#### Stored rows
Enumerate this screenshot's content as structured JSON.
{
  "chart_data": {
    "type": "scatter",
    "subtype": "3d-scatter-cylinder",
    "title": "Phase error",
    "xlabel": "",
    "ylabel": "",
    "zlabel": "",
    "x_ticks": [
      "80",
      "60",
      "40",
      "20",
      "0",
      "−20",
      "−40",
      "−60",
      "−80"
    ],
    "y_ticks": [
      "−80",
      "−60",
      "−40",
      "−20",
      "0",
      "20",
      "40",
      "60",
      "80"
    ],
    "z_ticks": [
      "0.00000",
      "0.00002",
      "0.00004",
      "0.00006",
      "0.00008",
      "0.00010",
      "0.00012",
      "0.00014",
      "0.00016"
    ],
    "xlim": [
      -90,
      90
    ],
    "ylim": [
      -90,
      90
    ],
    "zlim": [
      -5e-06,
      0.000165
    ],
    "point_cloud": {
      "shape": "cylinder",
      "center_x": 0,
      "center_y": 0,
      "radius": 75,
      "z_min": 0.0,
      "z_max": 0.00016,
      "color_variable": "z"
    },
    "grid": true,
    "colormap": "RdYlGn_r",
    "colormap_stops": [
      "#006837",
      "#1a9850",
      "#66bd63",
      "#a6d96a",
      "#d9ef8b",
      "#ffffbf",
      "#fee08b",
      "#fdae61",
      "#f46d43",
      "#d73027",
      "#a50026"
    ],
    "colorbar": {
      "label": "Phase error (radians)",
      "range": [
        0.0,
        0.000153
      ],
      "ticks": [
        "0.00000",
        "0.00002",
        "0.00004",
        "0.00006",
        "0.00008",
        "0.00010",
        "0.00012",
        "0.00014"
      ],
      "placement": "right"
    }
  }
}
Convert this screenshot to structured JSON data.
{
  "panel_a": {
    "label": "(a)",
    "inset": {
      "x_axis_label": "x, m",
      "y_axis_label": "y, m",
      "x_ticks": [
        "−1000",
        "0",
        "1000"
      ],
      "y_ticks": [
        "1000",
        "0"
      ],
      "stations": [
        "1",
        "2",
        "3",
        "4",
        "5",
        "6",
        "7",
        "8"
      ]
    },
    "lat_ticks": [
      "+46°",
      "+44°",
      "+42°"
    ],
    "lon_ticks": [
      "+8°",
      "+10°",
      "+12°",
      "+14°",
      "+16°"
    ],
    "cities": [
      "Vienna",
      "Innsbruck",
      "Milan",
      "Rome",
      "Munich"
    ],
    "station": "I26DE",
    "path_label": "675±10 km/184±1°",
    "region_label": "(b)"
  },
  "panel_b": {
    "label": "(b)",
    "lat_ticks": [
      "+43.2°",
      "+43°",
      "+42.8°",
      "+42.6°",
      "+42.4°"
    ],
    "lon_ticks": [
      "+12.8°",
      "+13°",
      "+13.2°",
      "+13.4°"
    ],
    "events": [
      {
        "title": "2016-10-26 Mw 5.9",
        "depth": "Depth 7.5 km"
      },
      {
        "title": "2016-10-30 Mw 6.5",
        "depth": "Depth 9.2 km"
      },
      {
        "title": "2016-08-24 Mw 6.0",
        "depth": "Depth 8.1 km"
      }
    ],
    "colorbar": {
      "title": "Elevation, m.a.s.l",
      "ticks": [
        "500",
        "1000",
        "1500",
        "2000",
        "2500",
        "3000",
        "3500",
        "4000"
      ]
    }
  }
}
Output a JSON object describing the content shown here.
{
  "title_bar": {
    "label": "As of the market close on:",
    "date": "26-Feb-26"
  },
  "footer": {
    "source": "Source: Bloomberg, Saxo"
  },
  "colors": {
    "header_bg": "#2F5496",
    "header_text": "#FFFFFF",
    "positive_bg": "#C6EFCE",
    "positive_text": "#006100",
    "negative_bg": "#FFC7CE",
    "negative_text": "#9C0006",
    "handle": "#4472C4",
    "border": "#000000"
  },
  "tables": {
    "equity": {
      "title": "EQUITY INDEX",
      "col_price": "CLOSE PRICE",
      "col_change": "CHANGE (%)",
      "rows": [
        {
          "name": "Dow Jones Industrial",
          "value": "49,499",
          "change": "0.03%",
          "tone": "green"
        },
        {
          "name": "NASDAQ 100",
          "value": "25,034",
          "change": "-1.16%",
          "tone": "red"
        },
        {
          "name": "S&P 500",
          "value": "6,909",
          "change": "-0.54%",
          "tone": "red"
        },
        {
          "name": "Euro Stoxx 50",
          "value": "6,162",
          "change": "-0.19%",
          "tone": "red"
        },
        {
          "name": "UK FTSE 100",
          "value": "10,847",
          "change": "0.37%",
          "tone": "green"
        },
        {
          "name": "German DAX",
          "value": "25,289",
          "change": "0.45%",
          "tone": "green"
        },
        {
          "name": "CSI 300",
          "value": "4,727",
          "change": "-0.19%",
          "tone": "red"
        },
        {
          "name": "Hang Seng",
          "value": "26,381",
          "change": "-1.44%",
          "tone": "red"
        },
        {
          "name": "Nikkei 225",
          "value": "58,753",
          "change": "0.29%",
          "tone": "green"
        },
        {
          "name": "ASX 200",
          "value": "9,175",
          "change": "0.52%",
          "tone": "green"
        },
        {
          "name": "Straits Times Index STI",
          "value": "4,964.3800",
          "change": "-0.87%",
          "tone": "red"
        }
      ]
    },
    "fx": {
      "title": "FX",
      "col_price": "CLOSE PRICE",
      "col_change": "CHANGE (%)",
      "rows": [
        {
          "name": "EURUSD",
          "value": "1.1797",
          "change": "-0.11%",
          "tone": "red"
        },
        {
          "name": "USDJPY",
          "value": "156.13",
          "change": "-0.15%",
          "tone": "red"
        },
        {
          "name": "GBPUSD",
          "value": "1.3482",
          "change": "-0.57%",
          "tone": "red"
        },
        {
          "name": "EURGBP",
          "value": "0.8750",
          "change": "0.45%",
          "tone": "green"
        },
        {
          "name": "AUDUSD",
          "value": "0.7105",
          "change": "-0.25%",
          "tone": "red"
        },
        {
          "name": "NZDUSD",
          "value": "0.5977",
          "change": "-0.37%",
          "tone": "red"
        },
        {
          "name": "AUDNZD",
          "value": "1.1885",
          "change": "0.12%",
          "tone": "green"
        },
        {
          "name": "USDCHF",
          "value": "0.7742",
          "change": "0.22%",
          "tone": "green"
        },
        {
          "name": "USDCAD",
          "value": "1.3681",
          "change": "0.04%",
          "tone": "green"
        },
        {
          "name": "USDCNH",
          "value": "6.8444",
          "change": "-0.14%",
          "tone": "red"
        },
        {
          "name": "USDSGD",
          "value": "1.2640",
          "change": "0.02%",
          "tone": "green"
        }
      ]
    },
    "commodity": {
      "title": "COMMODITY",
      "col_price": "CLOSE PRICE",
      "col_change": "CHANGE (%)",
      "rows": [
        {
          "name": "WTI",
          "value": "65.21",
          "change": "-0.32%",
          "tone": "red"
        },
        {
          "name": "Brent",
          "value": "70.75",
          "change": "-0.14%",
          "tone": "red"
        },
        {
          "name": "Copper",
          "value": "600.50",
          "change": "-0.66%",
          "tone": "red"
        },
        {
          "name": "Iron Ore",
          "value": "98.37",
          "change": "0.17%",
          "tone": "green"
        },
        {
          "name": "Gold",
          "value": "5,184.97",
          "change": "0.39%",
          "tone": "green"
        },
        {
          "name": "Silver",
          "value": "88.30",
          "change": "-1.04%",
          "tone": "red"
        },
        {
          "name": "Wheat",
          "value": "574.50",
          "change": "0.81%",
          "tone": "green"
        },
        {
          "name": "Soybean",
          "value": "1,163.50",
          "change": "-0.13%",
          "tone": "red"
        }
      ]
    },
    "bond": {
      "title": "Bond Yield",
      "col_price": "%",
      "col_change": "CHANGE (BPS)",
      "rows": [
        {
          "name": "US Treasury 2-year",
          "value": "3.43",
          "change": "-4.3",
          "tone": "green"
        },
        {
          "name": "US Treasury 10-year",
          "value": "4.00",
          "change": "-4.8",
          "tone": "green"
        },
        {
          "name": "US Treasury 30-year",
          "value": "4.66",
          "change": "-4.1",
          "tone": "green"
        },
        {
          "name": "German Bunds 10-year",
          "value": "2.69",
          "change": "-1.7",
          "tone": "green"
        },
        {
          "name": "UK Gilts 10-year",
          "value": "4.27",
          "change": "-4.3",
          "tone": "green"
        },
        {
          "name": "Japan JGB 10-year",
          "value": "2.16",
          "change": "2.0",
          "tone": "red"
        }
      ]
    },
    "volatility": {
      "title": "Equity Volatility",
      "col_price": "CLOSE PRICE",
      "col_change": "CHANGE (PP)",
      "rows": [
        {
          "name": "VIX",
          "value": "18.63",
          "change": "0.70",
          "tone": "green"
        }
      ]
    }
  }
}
########
• What you are asked to do: In the records above, find each line with the word "Depth" and copy it.

• Task result:
        "depth": "Depth 7.5 km"
        "depth": "Depth 9.2 km"
        "depth": "Depth 8.1 km"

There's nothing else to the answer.